TASK INSTRUCTIONS: Transcribe the listing that follows in full, omitting pictures.

LISTED ENTRIES:

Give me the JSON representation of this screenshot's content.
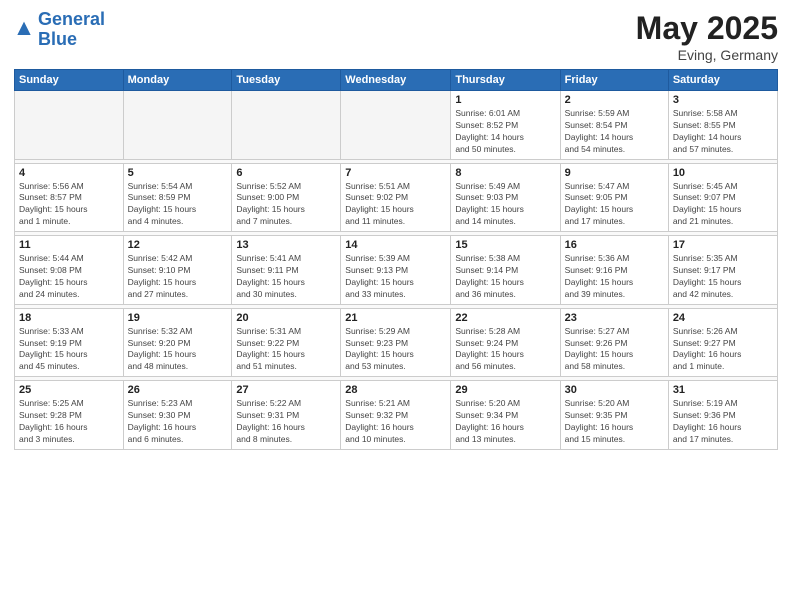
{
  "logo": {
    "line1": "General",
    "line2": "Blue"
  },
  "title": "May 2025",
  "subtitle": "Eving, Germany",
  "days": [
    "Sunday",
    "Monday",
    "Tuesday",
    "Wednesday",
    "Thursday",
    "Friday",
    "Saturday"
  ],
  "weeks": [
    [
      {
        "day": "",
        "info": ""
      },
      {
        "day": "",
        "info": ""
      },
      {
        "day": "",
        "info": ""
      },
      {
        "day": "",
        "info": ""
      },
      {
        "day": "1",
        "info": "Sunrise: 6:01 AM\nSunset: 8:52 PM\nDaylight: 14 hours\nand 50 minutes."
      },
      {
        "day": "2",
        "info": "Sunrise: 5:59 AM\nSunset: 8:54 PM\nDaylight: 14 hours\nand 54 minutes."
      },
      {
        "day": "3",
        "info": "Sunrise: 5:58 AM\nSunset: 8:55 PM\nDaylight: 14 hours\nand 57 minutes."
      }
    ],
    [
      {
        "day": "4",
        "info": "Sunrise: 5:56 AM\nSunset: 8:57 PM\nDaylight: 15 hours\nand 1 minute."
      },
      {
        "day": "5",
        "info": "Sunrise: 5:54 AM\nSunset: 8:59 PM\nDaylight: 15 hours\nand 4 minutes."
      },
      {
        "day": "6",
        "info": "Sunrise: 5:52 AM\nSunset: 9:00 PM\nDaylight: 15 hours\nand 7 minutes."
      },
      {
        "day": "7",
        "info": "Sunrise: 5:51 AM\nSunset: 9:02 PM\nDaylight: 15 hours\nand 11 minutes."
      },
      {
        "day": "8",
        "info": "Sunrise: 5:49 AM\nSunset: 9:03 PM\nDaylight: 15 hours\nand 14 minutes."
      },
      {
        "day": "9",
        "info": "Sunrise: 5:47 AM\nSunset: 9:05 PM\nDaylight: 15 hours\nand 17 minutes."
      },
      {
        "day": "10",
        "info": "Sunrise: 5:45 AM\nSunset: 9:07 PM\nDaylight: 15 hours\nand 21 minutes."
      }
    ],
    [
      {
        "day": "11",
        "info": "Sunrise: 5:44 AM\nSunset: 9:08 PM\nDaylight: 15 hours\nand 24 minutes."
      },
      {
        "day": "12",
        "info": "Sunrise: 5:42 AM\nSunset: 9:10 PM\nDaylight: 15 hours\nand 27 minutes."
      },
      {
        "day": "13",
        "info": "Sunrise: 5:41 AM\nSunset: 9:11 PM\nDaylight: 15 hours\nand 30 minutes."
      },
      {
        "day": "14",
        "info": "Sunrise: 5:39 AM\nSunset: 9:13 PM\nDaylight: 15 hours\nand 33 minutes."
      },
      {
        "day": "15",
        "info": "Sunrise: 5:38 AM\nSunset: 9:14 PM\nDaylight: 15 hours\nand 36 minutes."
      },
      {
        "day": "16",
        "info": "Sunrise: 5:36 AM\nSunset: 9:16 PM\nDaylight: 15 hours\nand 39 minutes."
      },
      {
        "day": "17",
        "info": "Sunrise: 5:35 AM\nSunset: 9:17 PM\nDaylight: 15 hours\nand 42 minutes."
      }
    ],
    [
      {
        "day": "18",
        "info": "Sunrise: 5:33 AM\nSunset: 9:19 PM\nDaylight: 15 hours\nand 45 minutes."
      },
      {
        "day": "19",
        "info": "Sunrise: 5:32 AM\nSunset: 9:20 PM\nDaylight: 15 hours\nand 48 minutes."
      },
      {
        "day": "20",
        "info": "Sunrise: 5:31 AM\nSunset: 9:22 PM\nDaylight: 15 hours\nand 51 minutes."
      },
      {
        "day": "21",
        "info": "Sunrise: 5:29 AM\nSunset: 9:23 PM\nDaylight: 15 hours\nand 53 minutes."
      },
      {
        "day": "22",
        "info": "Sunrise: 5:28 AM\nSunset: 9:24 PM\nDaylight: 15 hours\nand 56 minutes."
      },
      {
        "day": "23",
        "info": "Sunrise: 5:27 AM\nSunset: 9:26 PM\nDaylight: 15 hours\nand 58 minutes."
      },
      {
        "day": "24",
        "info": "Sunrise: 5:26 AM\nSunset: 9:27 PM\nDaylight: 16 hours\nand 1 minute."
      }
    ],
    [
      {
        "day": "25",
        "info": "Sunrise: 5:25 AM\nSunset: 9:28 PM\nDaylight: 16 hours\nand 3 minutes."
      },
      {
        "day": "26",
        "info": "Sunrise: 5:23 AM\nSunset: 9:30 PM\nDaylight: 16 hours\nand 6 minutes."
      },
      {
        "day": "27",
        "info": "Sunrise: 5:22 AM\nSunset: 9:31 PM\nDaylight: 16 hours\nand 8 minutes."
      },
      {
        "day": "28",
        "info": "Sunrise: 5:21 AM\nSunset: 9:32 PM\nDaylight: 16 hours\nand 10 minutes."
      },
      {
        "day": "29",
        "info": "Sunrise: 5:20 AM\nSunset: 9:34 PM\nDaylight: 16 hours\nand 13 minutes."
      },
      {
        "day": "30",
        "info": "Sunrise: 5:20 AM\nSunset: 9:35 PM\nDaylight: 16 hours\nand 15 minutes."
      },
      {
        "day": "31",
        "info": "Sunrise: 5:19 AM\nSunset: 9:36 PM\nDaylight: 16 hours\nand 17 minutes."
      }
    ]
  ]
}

TASK OUTPUT:
Give me the JSON representation of this screenshot's content.
{
  "logo": {
    "line1": "General",
    "line2": "Blue"
  },
  "title": "May 2025",
  "subtitle": "Eving, Germany",
  "days": [
    "Sunday",
    "Monday",
    "Tuesday",
    "Wednesday",
    "Thursday",
    "Friday",
    "Saturday"
  ],
  "weeks": [
    [
      {
        "day": "",
        "info": ""
      },
      {
        "day": "",
        "info": ""
      },
      {
        "day": "",
        "info": ""
      },
      {
        "day": "",
        "info": ""
      },
      {
        "day": "1",
        "info": "Sunrise: 6:01 AM\nSunset: 8:52 PM\nDaylight: 14 hours\nand 50 minutes."
      },
      {
        "day": "2",
        "info": "Sunrise: 5:59 AM\nSunset: 8:54 PM\nDaylight: 14 hours\nand 54 minutes."
      },
      {
        "day": "3",
        "info": "Sunrise: 5:58 AM\nSunset: 8:55 PM\nDaylight: 14 hours\nand 57 minutes."
      }
    ],
    [
      {
        "day": "4",
        "info": "Sunrise: 5:56 AM\nSunset: 8:57 PM\nDaylight: 15 hours\nand 1 minute."
      },
      {
        "day": "5",
        "info": "Sunrise: 5:54 AM\nSunset: 8:59 PM\nDaylight: 15 hours\nand 4 minutes."
      },
      {
        "day": "6",
        "info": "Sunrise: 5:52 AM\nSunset: 9:00 PM\nDaylight: 15 hours\nand 7 minutes."
      },
      {
        "day": "7",
        "info": "Sunrise: 5:51 AM\nSunset: 9:02 PM\nDaylight: 15 hours\nand 11 minutes."
      },
      {
        "day": "8",
        "info": "Sunrise: 5:49 AM\nSunset: 9:03 PM\nDaylight: 15 hours\nand 14 minutes."
      },
      {
        "day": "9",
        "info": "Sunrise: 5:47 AM\nSunset: 9:05 PM\nDaylight: 15 hours\nand 17 minutes."
      },
      {
        "day": "10",
        "info": "Sunrise: 5:45 AM\nSunset: 9:07 PM\nDaylight: 15 hours\nand 21 minutes."
      }
    ],
    [
      {
        "day": "11",
        "info": "Sunrise: 5:44 AM\nSunset: 9:08 PM\nDaylight: 15 hours\nand 24 minutes."
      },
      {
        "day": "12",
        "info": "Sunrise: 5:42 AM\nSunset: 9:10 PM\nDaylight: 15 hours\nand 27 minutes."
      },
      {
        "day": "13",
        "info": "Sunrise: 5:41 AM\nSunset: 9:11 PM\nDaylight: 15 hours\nand 30 minutes."
      },
      {
        "day": "14",
        "info": "Sunrise: 5:39 AM\nSunset: 9:13 PM\nDaylight: 15 hours\nand 33 minutes."
      },
      {
        "day": "15",
        "info": "Sunrise: 5:38 AM\nSunset: 9:14 PM\nDaylight: 15 hours\nand 36 minutes."
      },
      {
        "day": "16",
        "info": "Sunrise: 5:36 AM\nSunset: 9:16 PM\nDaylight: 15 hours\nand 39 minutes."
      },
      {
        "day": "17",
        "info": "Sunrise: 5:35 AM\nSunset: 9:17 PM\nDaylight: 15 hours\nand 42 minutes."
      }
    ],
    [
      {
        "day": "18",
        "info": "Sunrise: 5:33 AM\nSunset: 9:19 PM\nDaylight: 15 hours\nand 45 minutes."
      },
      {
        "day": "19",
        "info": "Sunrise: 5:32 AM\nSunset: 9:20 PM\nDaylight: 15 hours\nand 48 minutes."
      },
      {
        "day": "20",
        "info": "Sunrise: 5:31 AM\nSunset: 9:22 PM\nDaylight: 15 hours\nand 51 minutes."
      },
      {
        "day": "21",
        "info": "Sunrise: 5:29 AM\nSunset: 9:23 PM\nDaylight: 15 hours\nand 53 minutes."
      },
      {
        "day": "22",
        "info": "Sunrise: 5:28 AM\nSunset: 9:24 PM\nDaylight: 15 hours\nand 56 minutes."
      },
      {
        "day": "23",
        "info": "Sunrise: 5:27 AM\nSunset: 9:26 PM\nDaylight: 15 hours\nand 58 minutes."
      },
      {
        "day": "24",
        "info": "Sunrise: 5:26 AM\nSunset: 9:27 PM\nDaylight: 16 hours\nand 1 minute."
      }
    ],
    [
      {
        "day": "25",
        "info": "Sunrise: 5:25 AM\nSunset: 9:28 PM\nDaylight: 16 hours\nand 3 minutes."
      },
      {
        "day": "26",
        "info": "Sunrise: 5:23 AM\nSunset: 9:30 PM\nDaylight: 16 hours\nand 6 minutes."
      },
      {
        "day": "27",
        "info": "Sunrise: 5:22 AM\nSunset: 9:31 PM\nDaylight: 16 hours\nand 8 minutes."
      },
      {
        "day": "28",
        "info": "Sunrise: 5:21 AM\nSunset: 9:32 PM\nDaylight: 16 hours\nand 10 minutes."
      },
      {
        "day": "29",
        "info": "Sunrise: 5:20 AM\nSunset: 9:34 PM\nDaylight: 16 hours\nand 13 minutes."
      },
      {
        "day": "30",
        "info": "Sunrise: 5:20 AM\nSunset: 9:35 PM\nDaylight: 16 hours\nand 15 minutes."
      },
      {
        "day": "31",
        "info": "Sunrise: 5:19 AM\nSunset: 9:36 PM\nDaylight: 16 hours\nand 17 minutes."
      }
    ]
  ]
}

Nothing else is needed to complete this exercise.